WORK TO DO: Can you present the lines below as a numbered list, covering everything from the line containing "Itemize the components" down to the line containing "heatmap-cell [489, 293, 496, 300]" and leaving out any blank lines?

═════ RECORDS FOR THE TASK ═════

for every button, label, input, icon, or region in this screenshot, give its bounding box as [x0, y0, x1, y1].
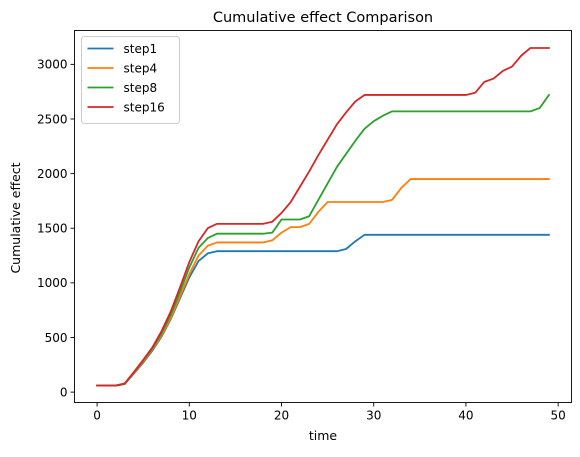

═════
═════ RECORDS FOR THE TASK ═════

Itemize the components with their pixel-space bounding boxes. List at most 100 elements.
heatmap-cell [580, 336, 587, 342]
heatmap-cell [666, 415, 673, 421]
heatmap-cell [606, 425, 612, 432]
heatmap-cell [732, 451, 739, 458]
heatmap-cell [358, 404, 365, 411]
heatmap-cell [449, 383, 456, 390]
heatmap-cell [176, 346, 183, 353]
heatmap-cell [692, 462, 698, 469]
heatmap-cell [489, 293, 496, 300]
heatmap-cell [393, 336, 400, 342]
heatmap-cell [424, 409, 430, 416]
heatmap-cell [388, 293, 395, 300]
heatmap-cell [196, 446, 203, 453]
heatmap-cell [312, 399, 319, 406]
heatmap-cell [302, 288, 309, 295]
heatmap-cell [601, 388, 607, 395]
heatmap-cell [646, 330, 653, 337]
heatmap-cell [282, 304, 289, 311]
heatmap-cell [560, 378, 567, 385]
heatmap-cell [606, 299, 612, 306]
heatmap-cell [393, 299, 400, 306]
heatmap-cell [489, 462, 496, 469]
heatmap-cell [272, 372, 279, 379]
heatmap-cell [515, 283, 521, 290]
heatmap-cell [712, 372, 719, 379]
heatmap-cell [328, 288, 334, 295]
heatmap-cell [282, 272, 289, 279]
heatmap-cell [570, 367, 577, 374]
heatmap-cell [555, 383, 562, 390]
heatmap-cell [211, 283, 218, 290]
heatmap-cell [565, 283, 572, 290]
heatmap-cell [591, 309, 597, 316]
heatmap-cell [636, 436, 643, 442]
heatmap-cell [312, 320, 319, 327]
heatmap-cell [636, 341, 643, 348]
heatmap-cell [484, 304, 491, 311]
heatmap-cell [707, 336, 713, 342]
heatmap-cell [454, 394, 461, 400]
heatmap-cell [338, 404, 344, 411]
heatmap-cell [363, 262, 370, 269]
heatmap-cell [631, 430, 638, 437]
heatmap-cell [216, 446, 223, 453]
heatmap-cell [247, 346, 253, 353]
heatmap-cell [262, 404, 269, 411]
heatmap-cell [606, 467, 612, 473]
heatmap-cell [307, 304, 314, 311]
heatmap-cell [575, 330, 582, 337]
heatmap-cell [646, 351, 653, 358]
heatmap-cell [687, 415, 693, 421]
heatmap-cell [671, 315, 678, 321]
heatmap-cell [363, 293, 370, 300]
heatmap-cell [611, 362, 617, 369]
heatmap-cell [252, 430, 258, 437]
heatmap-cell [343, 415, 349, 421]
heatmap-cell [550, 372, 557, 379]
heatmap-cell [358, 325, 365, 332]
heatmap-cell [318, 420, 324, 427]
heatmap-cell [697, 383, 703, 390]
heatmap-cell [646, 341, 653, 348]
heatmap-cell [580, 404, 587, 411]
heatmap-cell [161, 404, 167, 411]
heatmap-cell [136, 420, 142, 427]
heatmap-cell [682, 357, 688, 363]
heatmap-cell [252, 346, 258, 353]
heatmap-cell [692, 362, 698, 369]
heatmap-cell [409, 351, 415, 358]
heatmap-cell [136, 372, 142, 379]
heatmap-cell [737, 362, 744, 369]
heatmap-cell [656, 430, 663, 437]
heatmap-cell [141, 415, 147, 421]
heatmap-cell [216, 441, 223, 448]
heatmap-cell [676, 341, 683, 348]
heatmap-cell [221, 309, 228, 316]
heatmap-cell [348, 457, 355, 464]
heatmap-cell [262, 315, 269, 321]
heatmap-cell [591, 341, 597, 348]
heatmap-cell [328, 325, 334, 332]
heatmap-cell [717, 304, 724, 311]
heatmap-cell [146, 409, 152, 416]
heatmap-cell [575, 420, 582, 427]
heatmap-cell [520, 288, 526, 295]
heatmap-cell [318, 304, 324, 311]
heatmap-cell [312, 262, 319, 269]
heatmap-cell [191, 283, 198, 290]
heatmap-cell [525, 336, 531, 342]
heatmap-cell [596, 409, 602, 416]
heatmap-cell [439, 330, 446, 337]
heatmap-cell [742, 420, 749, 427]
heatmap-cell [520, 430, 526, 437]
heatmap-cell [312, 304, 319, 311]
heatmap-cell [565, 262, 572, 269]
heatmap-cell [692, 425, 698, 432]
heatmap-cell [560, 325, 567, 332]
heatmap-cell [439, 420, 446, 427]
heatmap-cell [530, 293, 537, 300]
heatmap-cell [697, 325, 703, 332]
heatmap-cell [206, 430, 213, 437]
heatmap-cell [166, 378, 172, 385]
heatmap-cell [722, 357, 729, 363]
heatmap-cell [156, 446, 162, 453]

═════

RESULT:
1. Itemize the components with their pixel-space bounding boxes. List at most 100 elements.
2. heatmap-cell [580, 336, 587, 342]
3. heatmap-cell [666, 415, 673, 421]
4. heatmap-cell [606, 425, 612, 432]
5. heatmap-cell [732, 451, 739, 458]
6. heatmap-cell [358, 404, 365, 411]
7. heatmap-cell [449, 383, 456, 390]
8. heatmap-cell [176, 346, 183, 353]
9. heatmap-cell [692, 462, 698, 469]
10. heatmap-cell [489, 293, 496, 300]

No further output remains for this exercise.